* [Exercise requirements]: Reproduce word for word the stretch of lines below, from the very first line through the line that contains "cause-item: - Gun trigger".

[Element boundary records]
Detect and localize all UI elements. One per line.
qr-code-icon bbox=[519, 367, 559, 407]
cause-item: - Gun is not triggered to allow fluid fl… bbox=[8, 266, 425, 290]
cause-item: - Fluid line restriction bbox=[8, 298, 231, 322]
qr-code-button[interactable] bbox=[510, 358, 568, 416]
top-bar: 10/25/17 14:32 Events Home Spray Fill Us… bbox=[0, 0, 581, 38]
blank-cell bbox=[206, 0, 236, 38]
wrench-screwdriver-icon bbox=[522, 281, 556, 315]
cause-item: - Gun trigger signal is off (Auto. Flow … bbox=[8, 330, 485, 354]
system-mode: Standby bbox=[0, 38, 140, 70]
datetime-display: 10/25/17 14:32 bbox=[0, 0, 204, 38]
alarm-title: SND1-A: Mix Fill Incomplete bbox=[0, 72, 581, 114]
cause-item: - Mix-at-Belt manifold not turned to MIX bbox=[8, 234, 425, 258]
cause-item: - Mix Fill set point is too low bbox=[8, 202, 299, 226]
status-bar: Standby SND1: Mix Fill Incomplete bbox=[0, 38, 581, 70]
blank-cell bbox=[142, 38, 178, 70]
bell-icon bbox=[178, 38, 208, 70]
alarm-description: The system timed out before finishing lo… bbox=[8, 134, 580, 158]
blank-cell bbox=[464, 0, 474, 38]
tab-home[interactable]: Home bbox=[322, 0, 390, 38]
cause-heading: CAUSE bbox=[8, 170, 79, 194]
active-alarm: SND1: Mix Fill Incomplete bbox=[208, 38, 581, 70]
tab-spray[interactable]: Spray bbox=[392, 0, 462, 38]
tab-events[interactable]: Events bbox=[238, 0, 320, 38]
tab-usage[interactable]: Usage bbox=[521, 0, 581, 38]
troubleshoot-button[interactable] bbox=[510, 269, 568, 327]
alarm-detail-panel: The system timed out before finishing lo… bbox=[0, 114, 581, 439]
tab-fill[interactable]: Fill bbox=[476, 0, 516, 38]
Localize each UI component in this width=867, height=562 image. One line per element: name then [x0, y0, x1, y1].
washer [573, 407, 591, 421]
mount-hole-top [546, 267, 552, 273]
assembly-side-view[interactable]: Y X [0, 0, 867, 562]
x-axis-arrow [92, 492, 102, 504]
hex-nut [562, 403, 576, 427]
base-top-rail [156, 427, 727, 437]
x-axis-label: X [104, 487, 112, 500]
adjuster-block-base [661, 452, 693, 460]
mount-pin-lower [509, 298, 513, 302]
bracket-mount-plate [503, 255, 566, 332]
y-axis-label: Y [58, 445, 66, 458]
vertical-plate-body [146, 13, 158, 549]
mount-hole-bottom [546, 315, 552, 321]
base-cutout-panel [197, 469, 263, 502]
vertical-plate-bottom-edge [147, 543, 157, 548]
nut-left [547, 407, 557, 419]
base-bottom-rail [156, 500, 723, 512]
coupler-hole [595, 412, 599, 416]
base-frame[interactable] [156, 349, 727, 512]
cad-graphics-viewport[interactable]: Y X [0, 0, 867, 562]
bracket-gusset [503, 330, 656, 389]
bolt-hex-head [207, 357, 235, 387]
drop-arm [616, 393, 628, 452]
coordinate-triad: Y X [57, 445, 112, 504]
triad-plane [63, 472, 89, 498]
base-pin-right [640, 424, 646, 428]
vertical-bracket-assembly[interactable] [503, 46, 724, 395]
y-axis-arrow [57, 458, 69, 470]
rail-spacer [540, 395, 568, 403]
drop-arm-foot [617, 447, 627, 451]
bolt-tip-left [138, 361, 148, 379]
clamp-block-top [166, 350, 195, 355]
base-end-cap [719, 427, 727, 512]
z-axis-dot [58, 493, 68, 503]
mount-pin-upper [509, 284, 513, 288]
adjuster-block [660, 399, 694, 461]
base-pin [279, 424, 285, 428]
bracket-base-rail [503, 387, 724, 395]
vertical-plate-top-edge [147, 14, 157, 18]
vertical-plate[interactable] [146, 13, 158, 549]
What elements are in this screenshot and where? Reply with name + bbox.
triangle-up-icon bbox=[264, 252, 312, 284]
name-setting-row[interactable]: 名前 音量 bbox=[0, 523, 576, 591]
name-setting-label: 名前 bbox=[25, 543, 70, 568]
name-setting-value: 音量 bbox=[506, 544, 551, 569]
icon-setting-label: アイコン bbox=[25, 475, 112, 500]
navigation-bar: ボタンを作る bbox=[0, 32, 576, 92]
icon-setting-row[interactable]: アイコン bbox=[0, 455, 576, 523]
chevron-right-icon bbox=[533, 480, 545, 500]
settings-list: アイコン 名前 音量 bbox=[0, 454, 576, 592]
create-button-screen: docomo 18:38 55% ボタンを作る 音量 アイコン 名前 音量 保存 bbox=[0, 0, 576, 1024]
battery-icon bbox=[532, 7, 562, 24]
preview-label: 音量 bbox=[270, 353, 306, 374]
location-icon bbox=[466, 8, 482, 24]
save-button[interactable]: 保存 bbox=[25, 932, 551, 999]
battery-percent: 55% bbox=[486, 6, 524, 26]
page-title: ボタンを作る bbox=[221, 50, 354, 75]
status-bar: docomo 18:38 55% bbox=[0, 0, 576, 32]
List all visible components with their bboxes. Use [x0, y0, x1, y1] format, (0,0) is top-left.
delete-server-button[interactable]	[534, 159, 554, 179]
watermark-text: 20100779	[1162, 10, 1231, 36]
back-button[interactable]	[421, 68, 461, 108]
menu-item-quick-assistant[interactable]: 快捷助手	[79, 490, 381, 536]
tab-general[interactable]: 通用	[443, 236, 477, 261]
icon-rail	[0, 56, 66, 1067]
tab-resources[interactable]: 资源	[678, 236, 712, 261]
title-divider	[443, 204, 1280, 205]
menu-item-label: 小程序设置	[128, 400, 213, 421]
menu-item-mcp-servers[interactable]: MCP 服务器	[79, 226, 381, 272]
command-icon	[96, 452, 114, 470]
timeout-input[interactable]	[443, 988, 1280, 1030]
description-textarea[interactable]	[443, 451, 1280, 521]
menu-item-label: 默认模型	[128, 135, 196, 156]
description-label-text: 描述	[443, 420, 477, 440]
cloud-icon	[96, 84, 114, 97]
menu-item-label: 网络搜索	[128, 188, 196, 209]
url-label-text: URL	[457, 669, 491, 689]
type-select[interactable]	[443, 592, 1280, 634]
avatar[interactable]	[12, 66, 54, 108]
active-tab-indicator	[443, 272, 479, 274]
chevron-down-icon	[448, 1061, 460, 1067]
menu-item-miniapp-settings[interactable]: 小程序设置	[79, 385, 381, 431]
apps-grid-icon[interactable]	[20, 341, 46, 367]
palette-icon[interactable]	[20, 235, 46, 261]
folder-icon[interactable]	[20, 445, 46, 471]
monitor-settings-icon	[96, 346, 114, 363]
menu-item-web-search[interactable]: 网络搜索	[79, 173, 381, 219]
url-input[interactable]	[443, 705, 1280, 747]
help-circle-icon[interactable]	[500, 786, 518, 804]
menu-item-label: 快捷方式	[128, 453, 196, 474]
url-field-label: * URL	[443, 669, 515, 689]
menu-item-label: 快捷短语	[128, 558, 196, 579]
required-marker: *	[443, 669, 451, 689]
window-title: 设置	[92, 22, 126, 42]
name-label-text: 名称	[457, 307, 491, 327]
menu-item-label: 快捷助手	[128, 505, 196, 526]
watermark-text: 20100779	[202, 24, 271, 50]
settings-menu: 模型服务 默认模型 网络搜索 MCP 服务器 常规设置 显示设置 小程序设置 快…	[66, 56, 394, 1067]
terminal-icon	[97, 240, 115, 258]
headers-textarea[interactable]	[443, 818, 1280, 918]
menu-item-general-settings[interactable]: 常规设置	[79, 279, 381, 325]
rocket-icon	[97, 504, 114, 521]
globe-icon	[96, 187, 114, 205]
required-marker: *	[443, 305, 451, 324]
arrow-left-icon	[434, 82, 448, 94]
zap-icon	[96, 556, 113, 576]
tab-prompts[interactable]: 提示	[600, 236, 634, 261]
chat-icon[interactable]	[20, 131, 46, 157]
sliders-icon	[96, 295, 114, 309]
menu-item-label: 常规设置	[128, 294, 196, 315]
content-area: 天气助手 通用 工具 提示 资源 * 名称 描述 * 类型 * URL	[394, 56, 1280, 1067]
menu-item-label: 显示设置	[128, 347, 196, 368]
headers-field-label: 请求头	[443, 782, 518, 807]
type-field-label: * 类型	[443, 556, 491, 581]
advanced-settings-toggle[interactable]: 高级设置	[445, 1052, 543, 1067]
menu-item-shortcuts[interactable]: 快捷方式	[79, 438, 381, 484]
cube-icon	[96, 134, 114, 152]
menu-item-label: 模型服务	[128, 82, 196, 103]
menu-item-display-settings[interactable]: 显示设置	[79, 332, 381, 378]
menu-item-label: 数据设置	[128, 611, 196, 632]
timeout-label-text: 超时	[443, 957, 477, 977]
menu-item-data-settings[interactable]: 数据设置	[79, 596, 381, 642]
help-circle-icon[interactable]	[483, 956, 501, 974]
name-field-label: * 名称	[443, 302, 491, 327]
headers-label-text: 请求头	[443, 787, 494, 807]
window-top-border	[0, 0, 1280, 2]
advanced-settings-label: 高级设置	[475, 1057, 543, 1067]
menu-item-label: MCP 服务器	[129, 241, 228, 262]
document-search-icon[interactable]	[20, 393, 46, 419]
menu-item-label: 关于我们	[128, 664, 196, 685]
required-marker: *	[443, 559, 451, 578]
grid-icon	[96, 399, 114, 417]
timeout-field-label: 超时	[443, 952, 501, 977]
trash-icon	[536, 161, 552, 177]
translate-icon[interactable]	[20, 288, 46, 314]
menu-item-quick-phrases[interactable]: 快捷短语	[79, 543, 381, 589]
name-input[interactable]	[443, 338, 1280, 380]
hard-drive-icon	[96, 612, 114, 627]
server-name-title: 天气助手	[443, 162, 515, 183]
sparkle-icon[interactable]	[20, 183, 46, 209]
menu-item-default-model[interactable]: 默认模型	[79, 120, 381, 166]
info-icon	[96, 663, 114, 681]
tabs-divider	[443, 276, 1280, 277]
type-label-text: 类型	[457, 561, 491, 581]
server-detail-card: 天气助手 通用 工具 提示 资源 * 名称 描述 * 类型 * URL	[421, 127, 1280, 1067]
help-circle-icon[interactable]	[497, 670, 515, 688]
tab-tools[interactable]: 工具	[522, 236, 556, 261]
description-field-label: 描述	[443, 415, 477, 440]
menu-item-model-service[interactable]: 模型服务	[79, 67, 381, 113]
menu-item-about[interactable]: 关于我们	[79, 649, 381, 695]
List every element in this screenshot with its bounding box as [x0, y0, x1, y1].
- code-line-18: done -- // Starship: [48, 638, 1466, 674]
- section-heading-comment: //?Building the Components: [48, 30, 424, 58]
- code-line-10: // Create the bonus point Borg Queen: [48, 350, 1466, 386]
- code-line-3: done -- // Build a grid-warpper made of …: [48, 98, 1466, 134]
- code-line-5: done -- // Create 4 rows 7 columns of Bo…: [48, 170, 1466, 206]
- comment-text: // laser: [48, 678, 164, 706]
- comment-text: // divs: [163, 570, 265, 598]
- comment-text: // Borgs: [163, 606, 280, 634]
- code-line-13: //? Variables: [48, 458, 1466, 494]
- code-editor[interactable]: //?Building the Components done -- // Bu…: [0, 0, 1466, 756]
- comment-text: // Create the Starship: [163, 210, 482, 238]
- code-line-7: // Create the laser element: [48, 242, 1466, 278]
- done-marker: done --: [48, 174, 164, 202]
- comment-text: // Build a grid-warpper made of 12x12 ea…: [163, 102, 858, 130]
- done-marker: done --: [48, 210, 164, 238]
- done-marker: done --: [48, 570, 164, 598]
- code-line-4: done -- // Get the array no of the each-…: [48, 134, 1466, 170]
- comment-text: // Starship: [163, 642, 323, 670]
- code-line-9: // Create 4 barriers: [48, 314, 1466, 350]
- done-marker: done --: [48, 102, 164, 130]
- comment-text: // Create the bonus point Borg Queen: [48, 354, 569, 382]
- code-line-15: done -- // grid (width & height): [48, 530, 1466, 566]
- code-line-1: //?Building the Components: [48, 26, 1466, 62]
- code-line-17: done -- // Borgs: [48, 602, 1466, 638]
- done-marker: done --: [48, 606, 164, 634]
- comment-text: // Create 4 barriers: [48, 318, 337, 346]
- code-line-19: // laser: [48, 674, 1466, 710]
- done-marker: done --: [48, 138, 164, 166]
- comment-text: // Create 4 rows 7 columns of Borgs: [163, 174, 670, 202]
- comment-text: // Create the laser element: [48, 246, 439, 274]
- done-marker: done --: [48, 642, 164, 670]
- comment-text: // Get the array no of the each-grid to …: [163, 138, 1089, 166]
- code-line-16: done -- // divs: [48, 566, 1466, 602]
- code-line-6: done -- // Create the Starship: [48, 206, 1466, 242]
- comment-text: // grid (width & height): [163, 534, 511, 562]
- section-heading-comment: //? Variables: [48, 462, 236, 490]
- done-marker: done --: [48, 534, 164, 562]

* [Task result]:
Detect and localize all UI elements. One per line.
qr-code-icon bbox=[519, 367, 559, 407]
cause-item: - Gun is not triggered to allow fluid fl… bbox=[8, 266, 425, 290]
cause-item: - Fluid line restriction bbox=[8, 298, 231, 322]
qr-code-button[interactable] bbox=[510, 358, 568, 416]
top-bar: 10/25/17 14:32 Events Home Spray Fill Us… bbox=[0, 0, 581, 38]
blank-cell bbox=[206, 0, 236, 38]
wrench-screwdriver-icon bbox=[522, 281, 556, 315]
cause-item: - Gun trigger signal is off (Auto. Flow … bbox=[8, 330, 485, 354]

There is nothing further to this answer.